■ Stored dataset items ■
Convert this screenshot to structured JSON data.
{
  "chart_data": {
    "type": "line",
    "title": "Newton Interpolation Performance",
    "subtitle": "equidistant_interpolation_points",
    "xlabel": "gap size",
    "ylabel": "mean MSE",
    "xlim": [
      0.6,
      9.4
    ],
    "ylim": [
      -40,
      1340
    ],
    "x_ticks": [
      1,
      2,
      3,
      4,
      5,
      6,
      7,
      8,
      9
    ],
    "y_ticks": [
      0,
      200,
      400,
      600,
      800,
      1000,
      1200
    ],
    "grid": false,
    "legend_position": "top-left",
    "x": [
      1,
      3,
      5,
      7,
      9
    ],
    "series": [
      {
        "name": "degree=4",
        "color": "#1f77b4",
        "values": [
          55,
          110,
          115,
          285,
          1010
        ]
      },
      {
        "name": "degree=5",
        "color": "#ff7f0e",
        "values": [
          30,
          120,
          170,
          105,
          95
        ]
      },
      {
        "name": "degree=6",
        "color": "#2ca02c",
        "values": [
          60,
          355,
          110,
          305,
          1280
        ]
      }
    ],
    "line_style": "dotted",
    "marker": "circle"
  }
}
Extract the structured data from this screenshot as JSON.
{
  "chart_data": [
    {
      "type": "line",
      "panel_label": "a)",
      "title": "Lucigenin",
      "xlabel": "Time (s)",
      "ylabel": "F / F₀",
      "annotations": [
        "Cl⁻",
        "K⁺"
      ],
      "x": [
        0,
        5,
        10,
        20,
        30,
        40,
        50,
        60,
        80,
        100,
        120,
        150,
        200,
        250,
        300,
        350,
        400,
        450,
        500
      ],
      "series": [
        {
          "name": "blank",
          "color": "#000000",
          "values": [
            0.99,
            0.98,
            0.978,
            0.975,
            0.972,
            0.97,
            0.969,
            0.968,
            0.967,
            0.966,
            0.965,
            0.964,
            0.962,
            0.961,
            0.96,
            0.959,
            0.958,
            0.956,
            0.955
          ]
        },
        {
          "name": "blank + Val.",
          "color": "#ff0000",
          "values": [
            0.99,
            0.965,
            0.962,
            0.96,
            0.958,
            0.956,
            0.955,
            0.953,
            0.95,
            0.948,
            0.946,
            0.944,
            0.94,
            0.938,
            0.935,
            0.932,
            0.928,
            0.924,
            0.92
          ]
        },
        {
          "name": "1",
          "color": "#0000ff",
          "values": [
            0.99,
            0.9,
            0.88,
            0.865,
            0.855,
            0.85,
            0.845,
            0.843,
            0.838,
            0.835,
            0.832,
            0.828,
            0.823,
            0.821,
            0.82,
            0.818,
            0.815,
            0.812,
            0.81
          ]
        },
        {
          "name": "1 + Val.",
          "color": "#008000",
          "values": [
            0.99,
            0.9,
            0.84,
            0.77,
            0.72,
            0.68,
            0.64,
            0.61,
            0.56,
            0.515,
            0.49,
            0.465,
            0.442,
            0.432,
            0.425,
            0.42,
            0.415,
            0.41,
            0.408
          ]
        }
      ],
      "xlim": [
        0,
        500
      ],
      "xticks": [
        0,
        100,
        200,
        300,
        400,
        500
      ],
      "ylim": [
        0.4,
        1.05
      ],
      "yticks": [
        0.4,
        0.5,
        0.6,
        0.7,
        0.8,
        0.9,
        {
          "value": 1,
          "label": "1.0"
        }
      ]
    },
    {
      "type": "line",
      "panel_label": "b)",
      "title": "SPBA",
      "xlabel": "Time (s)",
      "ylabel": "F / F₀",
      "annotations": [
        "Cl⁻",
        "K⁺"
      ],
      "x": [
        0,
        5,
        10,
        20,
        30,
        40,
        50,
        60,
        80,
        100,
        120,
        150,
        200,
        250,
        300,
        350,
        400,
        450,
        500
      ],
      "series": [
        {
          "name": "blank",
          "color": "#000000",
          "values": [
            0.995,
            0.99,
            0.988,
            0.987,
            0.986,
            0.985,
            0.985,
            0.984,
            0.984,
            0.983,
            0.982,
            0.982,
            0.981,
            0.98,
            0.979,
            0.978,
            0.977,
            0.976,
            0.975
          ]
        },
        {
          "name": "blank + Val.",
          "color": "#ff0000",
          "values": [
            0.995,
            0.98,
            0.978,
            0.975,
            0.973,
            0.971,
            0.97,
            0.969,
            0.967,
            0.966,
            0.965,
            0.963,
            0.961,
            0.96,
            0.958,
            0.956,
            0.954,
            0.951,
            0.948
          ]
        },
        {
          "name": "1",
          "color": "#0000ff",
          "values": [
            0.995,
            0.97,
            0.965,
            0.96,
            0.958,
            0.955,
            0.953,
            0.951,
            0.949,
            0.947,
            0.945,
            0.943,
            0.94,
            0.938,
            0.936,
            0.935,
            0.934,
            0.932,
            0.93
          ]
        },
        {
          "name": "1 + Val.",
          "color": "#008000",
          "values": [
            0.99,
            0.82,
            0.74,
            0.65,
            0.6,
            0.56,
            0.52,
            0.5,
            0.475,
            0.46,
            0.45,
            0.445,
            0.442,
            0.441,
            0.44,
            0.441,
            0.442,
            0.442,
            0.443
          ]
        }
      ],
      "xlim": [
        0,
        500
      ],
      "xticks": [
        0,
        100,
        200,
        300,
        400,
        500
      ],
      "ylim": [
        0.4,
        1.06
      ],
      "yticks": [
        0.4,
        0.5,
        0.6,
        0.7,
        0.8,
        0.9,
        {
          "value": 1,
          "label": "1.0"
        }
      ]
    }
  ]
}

■ EXERCISE OBJECTIVE ■
Reproduce all of the records exactly.

■ OUTPUT OF THE EXERCISE ■
Convert this screenshot to structured JSON data.
{
  "chart_data": {
    "type": "line",
    "title": "Newton Interpolation Performance",
    "subtitle": "equidistant_interpolation_points",
    "xlabel": "gap size",
    "ylabel": "mean MSE",
    "xlim": [
      0.6,
      9.4
    ],
    "ylim": [
      -40,
      1340
    ],
    "x_ticks": [
      1,
      2,
      3,
      4,
      5,
      6,
      7,
      8,
      9
    ],
    "y_ticks": [
      0,
      200,
      400,
      600,
      800,
      1000,
      1200
    ],
    "grid": false,
    "legend_position": "top-left",
    "x": [
      1,
      3,
      5,
      7,
      9
    ],
    "series": [
      {
        "name": "degree=4",
        "color": "#1f77b4",
        "values": [
          55,
          110,
          115,
          285,
          1010
        ]
      },
      {
        "name": "degree=5",
        "color": "#ff7f0e",
        "values": [
          30,
          120,
          170,
          105,
          95
        ]
      },
      {
        "name": "degree=6",
        "color": "#2ca02c",
        "values": [
          60,
          355,
          110,
          305,
          1280
        ]
      }
    ],
    "line_style": "dotted",
    "marker": "circle"
  }
}
Extract the structured data from this screenshot as JSON.
{
  "chart_data": [
    {
      "type": "line",
      "panel_label": "a)",
      "title": "Lucigenin",
      "xlabel": "Time (s)",
      "ylabel": "F / F₀",
      "annotations": [
        "Cl⁻",
        "K⁺"
      ],
      "x": [
        0,
        5,
        10,
        20,
        30,
        40,
        50,
        60,
        80,
        100,
        120,
        150,
        200,
        250,
        300,
        350,
        400,
        450,
        500
      ],
      "series": [
        {
          "name": "blank",
          "color": "#000000",
          "values": [
            0.99,
            0.98,
            0.978,
            0.975,
            0.972,
            0.97,
            0.969,
            0.968,
            0.967,
            0.966,
            0.965,
            0.964,
            0.962,
            0.961,
            0.96,
            0.959,
            0.958,
            0.956,
            0.955
          ]
        },
        {
          "name": "blank + Val.",
          "color": "#ff0000",
          "values": [
            0.99,
            0.965,
            0.962,
            0.96,
            0.958,
            0.956,
            0.955,
            0.953,
            0.95,
            0.948,
            0.946,
            0.944,
            0.94,
            0.938,
            0.935,
            0.932,
            0.928,
            0.924,
            0.92
          ]
        },
        {
          "name": "1",
          "color": "#0000ff",
          "values": [
            0.99,
            0.9,
            0.88,
            0.865,
            0.855,
            0.85,
            0.845,
            0.843,
            0.838,
            0.835,
            0.832,
            0.828,
            0.823,
            0.821,
            0.82,
            0.818,
            0.815,
            0.812,
            0.81
          ]
        },
        {
          "name": "1 + Val.",
          "color": "#008000",
          "values": [
            0.99,
            0.9,
            0.84,
            0.77,
            0.72,
            0.68,
            0.64,
            0.61,
            0.56,
            0.515,
            0.49,
            0.465,
            0.442,
            0.432,
            0.425,
            0.42,
            0.415,
            0.41,
            0.408
          ]
        }
      ],
      "xlim": [
        0,
        500
      ],
      "xticks": [
        0,
        100,
        200,
        300,
        400,
        500
      ],
      "ylim": [
        0.4,
        1.05
      ],
      "yticks": [
        0.4,
        0.5,
        0.6,
        0.7,
        0.8,
        0.9,
        {
          "value": 1,
          "label": "1.0"
        }
      ]
    },
    {
      "type": "line",
      "panel_label": "b)",
      "title": "SPBA",
      "xlabel": "Time (s)",
      "ylabel": "F / F₀",
      "annotations": [
        "Cl⁻",
        "K⁺"
      ],
      "x": [
        0,
        5,
        10,
        20,
        30,
        40,
        50,
        60,
        80,
        100,
        120,
        150,
        200,
        250,
        300,
        350,
        400,
        450,
        500
      ],
      "series": [
        {
          "name": "blank",
          "color": "#000000",
          "values": [
            0.995,
            0.99,
            0.988,
            0.987,
            0.986,
            0.985,
            0.985,
            0.984,
            0.984,
            0.983,
            0.982,
            0.982,
            0.981,
            0.98,
            0.979,
            0.978,
            0.977,
            0.976,
            0.975
          ]
        },
        {
          "name": "blank + Val.",
          "color": "#ff0000",
          "values": [
            0.995,
            0.98,
            0.978,
            0.975,
            0.973,
            0.971,
            0.97,
            0.969,
            0.967,
            0.966,
            0.965,
            0.963,
            0.961,
            0.96,
            0.958,
            0.956,
            0.954,
            0.951,
            0.948
          ]
        },
        {
          "name": "1",
          "color": "#0000ff",
          "values": [
            0.995,
            0.97,
            0.965,
            0.96,
            0.958,
            0.955,
            0.953,
            0.951,
            0.949,
            0.947,
            0.945,
            0.943,
            0.94,
            0.938,
            0.936,
            0.935,
            0.934,
            0.932,
            0.93
          ]
        },
        {
          "name": "1 + Val.",
          "color": "#008000",
          "values": [
            0.99,
            0.82,
            0.74,
            0.65,
            0.6,
            0.56,
            0.52,
            0.5,
            0.475,
            0.46,
            0.45,
            0.445,
            0.442,
            0.441,
            0.44,
            0.441,
            0.442,
            0.442,
            0.443
          ]
        }
      ],
      "xlim": [
        0,
        500
      ],
      "xticks": [
        0,
        100,
        200,
        300,
        400,
        500
      ],
      "ylim": [
        0.4,
        1.06
      ],
      "yticks": [
        0.4,
        0.5,
        0.6,
        0.7,
        0.8,
        0.9,
        {
          "value": 1,
          "label": "1.0"
        }
      ]
    }
  ]
}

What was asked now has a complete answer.